Record set:
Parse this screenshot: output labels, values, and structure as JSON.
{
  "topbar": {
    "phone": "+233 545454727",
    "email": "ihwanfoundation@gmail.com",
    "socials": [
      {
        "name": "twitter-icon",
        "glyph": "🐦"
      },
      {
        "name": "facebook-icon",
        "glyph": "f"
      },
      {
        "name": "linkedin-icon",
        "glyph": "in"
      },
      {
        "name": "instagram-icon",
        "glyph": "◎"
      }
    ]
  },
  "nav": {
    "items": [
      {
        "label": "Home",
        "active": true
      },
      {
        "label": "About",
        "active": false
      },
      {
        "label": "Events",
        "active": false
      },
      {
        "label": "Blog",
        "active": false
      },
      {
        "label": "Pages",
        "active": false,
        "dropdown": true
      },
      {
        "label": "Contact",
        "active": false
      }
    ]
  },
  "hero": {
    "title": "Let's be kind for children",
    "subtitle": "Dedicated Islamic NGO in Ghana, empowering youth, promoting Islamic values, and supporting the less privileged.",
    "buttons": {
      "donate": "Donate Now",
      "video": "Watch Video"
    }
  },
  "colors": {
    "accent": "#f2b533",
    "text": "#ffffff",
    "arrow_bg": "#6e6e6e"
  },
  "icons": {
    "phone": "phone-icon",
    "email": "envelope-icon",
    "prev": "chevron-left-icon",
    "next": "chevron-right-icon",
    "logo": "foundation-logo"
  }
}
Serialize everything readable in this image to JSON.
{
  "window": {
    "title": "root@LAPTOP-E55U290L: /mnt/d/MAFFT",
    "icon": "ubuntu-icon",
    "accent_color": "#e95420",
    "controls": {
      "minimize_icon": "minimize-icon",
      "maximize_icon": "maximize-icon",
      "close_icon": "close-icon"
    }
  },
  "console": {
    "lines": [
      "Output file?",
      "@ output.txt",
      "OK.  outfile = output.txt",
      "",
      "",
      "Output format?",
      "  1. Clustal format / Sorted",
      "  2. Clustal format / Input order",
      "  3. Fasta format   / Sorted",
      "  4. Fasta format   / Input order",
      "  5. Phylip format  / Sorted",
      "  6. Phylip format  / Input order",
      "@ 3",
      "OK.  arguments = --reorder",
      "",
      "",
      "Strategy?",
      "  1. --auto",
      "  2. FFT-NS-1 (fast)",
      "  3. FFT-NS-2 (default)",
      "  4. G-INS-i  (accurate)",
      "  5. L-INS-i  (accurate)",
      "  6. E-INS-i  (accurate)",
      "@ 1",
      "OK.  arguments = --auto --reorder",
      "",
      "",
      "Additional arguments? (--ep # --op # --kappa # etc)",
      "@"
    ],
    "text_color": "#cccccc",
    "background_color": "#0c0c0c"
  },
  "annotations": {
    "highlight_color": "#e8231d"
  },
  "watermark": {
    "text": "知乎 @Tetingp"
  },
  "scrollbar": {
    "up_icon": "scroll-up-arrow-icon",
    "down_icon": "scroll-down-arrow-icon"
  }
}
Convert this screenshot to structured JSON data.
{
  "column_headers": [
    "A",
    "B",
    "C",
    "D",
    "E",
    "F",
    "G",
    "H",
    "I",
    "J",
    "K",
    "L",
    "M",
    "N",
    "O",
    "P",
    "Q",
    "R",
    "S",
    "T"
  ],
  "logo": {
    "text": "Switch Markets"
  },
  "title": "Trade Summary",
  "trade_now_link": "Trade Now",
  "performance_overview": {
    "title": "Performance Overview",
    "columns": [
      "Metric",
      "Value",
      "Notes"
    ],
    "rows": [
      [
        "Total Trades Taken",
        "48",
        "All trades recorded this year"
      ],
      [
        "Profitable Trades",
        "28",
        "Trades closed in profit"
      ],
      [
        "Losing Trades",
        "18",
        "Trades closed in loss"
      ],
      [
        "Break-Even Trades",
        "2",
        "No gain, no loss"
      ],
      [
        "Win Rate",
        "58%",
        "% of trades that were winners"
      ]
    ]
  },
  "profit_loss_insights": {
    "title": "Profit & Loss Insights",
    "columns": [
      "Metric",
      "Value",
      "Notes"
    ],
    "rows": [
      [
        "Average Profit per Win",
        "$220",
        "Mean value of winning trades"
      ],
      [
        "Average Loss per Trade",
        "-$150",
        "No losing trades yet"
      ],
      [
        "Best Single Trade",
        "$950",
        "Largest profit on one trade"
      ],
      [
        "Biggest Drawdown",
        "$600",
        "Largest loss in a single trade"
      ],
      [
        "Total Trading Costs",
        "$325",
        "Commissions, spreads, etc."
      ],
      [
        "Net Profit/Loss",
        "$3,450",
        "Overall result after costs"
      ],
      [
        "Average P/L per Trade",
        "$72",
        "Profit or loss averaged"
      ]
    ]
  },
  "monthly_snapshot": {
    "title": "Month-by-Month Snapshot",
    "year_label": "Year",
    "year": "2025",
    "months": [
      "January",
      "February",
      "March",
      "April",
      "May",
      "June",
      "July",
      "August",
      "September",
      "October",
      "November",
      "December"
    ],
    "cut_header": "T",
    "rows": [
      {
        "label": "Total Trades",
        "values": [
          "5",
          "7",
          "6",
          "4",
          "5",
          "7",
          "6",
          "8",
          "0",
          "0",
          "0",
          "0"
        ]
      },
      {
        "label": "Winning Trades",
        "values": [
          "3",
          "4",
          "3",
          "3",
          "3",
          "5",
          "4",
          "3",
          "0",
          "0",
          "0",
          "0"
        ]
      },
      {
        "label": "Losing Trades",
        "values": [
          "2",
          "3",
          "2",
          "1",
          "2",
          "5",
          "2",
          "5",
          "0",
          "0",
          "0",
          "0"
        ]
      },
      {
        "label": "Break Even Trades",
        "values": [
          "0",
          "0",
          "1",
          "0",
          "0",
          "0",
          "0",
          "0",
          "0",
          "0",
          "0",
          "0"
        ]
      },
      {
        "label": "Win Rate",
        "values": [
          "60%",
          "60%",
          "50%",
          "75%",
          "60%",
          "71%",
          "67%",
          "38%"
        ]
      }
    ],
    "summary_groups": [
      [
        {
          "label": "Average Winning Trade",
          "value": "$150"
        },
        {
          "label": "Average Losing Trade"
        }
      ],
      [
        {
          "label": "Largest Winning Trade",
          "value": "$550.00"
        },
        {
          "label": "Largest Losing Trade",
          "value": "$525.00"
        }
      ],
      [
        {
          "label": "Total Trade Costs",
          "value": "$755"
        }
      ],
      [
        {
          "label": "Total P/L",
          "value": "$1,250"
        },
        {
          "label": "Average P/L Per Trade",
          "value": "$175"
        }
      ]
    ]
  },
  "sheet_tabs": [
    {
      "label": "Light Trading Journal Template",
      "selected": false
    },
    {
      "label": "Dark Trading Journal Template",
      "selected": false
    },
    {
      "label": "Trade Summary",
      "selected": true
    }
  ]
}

Exercise details: Find the lines above holding the word "Phylip" and show them.

In response:
      "  5. Phylip format  / Sorted",
      "  6. Phylip format  / Input order",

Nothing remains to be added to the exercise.